_WHAT NEEDS TO BE DONE_: Your task is to copy each line that has the word "will".

━━━━━ RECORD EXTRACTS ━━━━━

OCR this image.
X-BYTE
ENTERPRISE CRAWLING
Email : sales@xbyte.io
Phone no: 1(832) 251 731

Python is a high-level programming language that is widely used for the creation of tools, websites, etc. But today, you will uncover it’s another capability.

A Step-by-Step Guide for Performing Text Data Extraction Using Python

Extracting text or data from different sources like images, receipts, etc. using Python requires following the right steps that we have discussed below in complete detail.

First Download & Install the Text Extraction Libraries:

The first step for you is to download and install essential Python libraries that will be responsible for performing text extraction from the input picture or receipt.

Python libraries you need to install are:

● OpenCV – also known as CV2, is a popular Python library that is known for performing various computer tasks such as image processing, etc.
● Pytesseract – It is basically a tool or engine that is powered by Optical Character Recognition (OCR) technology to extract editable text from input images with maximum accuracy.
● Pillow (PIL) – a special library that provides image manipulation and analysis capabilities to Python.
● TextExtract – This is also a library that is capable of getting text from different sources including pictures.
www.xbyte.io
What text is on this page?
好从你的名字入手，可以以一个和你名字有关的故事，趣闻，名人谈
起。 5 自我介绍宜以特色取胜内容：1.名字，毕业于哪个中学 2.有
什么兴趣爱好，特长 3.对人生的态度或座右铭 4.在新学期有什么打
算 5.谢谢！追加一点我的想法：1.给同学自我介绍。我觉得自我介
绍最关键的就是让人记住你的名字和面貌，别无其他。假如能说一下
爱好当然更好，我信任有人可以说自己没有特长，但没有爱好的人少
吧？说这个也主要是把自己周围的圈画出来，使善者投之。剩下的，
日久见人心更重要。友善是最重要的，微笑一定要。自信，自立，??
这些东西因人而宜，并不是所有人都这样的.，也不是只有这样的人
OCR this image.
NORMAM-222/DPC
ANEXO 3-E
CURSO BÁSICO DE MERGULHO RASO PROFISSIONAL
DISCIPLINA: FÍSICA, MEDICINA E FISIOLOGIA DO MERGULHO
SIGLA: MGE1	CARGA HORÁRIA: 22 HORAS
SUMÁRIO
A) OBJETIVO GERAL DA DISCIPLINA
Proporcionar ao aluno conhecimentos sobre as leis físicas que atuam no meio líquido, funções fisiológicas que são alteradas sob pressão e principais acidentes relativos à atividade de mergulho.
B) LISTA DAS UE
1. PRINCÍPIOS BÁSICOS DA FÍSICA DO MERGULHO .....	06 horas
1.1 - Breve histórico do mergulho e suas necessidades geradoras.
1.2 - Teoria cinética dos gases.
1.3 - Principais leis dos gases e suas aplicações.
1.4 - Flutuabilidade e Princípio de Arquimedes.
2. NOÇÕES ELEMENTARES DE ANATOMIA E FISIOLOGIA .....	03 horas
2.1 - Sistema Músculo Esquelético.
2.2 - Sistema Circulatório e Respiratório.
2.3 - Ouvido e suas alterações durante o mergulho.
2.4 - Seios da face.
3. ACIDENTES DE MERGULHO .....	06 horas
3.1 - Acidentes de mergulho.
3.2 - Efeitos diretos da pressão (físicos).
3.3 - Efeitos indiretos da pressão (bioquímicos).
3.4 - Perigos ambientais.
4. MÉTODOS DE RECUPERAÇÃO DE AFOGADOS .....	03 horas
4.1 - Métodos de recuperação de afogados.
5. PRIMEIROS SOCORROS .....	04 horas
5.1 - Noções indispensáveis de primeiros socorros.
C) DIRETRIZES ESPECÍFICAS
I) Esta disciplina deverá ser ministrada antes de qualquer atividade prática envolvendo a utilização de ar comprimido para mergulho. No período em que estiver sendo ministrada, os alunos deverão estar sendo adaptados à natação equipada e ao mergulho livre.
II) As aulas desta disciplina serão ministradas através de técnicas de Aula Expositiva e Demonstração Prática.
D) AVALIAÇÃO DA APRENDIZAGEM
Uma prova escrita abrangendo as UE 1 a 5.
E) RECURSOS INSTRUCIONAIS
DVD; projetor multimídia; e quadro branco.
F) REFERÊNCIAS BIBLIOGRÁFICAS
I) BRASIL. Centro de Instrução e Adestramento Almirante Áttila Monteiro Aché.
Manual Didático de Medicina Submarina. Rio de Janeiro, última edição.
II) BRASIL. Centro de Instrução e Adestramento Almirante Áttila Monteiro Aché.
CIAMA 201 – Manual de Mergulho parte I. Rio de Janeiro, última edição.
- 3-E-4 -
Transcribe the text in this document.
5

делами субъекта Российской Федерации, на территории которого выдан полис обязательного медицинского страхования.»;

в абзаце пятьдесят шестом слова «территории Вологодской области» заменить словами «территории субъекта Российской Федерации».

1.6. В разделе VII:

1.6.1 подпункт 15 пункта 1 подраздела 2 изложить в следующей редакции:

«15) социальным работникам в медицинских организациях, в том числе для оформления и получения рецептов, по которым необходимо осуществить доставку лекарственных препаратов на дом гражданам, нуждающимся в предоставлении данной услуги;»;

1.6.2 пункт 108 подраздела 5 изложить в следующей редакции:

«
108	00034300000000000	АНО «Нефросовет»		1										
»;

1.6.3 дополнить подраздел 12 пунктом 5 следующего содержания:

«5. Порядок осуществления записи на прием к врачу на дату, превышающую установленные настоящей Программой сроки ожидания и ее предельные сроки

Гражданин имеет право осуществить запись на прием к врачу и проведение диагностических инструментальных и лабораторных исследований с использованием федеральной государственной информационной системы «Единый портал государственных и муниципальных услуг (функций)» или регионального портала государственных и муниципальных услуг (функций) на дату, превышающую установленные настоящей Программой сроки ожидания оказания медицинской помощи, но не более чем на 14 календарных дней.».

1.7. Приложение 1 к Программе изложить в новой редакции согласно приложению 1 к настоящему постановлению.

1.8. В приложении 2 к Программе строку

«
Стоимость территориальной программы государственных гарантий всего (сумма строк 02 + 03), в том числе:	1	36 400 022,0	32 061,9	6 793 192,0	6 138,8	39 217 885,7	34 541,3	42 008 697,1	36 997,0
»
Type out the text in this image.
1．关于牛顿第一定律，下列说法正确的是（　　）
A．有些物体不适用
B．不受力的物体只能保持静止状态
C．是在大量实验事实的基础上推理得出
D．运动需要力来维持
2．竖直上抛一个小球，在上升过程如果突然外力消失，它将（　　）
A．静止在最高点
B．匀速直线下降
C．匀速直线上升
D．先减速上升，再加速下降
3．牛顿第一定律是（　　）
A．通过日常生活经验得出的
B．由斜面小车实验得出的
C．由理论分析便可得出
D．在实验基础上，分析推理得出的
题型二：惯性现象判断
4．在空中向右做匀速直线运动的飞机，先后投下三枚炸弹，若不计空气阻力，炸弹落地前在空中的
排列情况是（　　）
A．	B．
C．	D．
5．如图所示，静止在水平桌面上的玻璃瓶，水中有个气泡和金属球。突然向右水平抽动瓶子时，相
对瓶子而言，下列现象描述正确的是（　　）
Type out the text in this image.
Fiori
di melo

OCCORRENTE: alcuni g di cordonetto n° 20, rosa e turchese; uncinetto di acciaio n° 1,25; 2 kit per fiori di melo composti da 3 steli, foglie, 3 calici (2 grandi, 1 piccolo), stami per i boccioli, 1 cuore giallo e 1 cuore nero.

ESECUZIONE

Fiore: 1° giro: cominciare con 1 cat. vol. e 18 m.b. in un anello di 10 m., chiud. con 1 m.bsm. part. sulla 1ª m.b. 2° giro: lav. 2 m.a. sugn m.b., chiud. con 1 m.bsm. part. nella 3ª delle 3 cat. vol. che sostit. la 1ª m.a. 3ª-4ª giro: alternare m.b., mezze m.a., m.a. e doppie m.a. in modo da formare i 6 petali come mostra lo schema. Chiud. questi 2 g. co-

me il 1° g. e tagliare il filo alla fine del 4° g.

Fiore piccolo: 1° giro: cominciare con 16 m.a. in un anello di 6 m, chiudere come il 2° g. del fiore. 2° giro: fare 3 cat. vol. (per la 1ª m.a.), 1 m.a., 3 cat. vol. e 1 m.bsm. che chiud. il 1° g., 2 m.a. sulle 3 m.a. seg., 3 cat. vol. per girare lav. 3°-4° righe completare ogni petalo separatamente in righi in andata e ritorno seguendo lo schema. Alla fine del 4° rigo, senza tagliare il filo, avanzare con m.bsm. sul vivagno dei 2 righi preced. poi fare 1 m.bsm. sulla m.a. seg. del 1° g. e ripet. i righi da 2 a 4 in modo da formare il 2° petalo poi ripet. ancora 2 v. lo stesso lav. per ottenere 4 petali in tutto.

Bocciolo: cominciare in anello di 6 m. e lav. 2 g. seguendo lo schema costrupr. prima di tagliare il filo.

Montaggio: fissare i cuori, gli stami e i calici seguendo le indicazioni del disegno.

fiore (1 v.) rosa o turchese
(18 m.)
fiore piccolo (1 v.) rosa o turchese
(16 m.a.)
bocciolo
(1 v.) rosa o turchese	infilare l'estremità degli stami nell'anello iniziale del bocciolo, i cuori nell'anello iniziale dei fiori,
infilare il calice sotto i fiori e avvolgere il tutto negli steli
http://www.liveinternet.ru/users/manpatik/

━━━━━

_IN RESPONSE_:
Python is a high-level programming language that is widely used for the creation of tools, websites, etc. But today, you will uncover it’s another capability.
The first step for you is to download and install essential Python libraries that will be responsible for performing text extraction from the input picture or receipt.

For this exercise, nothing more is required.